What to work on -
A - Answer each question from the post about New York City waiting lists.
(i) At what time did the first parent line up?
(ii) What was the registration that parents lined up for on Atlantic Avenue?
(iii) How many visitors a day does Havona Madama count on her site?
B - Continue the post about New York City waiting lists from its last sentence.

Excerpted text -

********************

Friday, March 1, 2013

Child rearing by queuing

In New York City, many of the good things in life for children are rationed by queue: Born to Wait: 
For City Parents, a Waiting List for Nearly Everything


"The first parent lined up at 4 a.m. on a Sunday..

"Twenty minutes later, other parents showed up and a line began to form down Atlantic Avenue in Brooklyn. One father kept a list so that anyone searching for a thawing hot coffee could do so without losing a place in the line. He abandoned that project as more and more people trickled in and the end of the line was no longer visible from the front...

"If waiting in line in the predawn of a January morning for science camp registration sounds crazy, you do not have a New York City child born after 2004. For those children and their parents, especially in the neighborhoods of brownstone Brooklyn, Lower Manhattan and the Upper West Side, not getting into activities, classes, sports teams — and even local schools — has become a way of life.
...
"Havona Madama’s fear of waiting lists led her to start a database to track her 5-year-old daughter’s favorite classes and their registration deadlines. Two years ago, she decided to leave her law practice to turn her research intoKidKlass.com, a hub of information for brownstone Brooklyn about classes, camps and all-important registration dates. The site is still being developed, but she counts 50 to 100 visitors a day who peruse the listings. Still to come, she said, is an “alert” system to let parents know what deadlines they are about to miss.

********************

Data excerpts -
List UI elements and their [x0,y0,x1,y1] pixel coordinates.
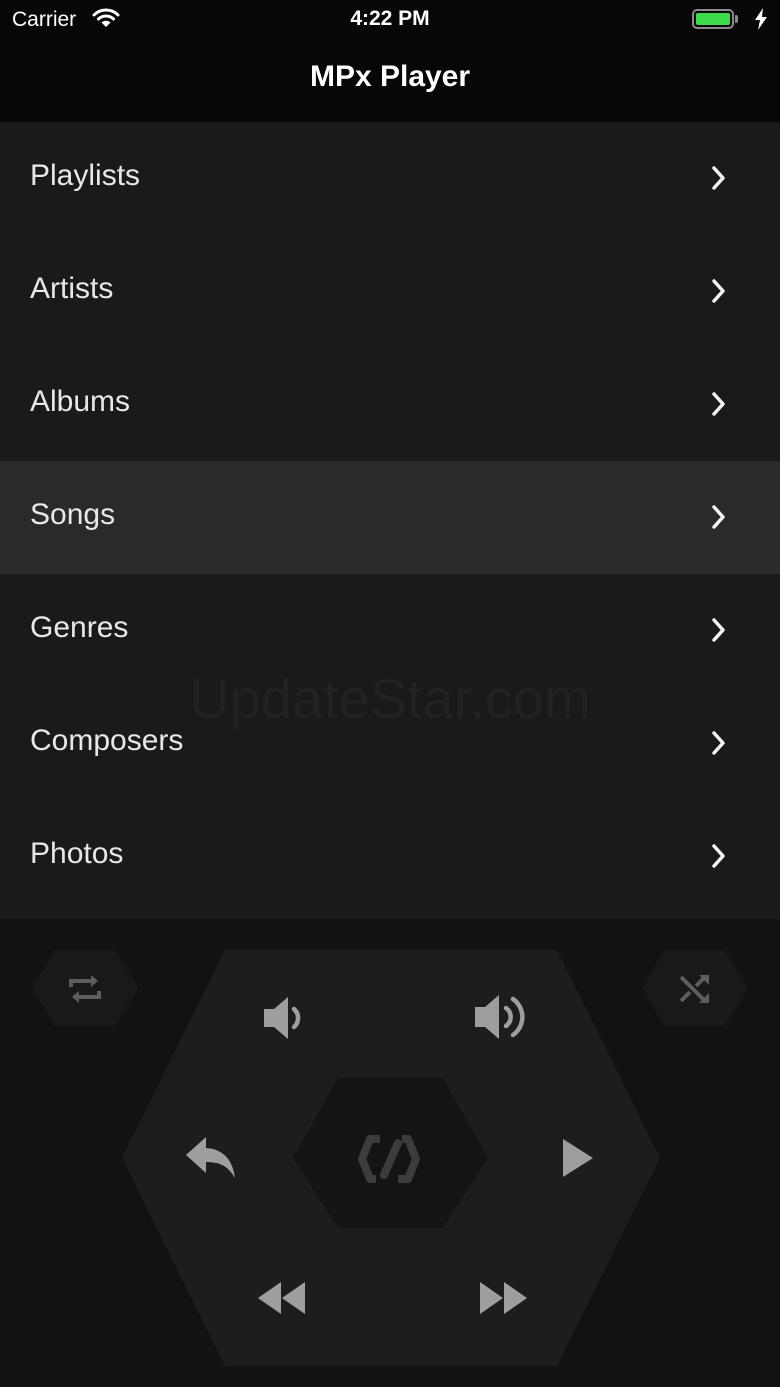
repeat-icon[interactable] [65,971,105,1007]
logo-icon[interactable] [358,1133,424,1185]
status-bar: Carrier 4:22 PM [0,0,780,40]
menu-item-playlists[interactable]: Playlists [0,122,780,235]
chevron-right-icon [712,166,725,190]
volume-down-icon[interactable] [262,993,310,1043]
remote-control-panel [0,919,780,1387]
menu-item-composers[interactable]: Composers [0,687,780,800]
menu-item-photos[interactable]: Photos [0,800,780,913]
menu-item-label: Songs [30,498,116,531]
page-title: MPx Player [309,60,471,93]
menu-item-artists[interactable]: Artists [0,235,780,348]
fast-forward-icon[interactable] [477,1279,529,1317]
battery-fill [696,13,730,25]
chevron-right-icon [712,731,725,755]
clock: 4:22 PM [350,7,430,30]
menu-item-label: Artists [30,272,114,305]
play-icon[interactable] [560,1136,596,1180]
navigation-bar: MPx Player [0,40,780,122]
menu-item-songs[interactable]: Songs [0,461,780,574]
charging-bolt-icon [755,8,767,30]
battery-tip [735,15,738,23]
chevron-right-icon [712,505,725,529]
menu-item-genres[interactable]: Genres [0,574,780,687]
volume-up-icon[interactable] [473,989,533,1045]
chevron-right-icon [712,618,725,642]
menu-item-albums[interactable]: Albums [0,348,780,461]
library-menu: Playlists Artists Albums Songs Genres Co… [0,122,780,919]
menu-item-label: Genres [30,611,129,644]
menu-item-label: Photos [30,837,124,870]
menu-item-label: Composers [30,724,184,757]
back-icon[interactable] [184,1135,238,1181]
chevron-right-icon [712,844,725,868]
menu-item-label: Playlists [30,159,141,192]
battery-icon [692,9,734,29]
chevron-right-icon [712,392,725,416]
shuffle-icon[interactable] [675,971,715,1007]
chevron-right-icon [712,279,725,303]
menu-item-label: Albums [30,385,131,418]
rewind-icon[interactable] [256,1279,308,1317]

********************

Task results -
A -
(i) 4 a.m. on a Sunday
(ii) Science camp registration
(iii) 50 to 100

B -
...
"Technology has fueled the phenomenon. In 2012, the city moved to online registration for its free summer swim classes at its outdoor pools. The number of applicants jumped to 34,134, from 20,393 in 2011, when officials began to introduce the online application. (That year, four pools still required on-site, in-person registration. Most people got in.) Last summer, only 24,532 applications got spots.

"Often, the activities that fill up fastest are the ones that are most affordable and most accessible, like the swim classes. At the Brooklyn Public Library in Bay Ridge, 25 children can be accommodated at the free story-time sessions. Parents and other caregivers routinely show up when the library opens at 10 a.m. to get a ticket for the 10:30 a.m. story times on Mondays and Wednesdays. On a recent Wednesday, tickets were snatched up within five minutes.

"For children, waiting on a list for soccer or missing story time might not be a tragedy, but for parents, winding up on a list can mean having to put life on pause. In the Brooklyn line for science camp, the parents talked about how getting a spot could determine whether they could go to work on particular days, or whether they would have to spend extra money on a baby sitter.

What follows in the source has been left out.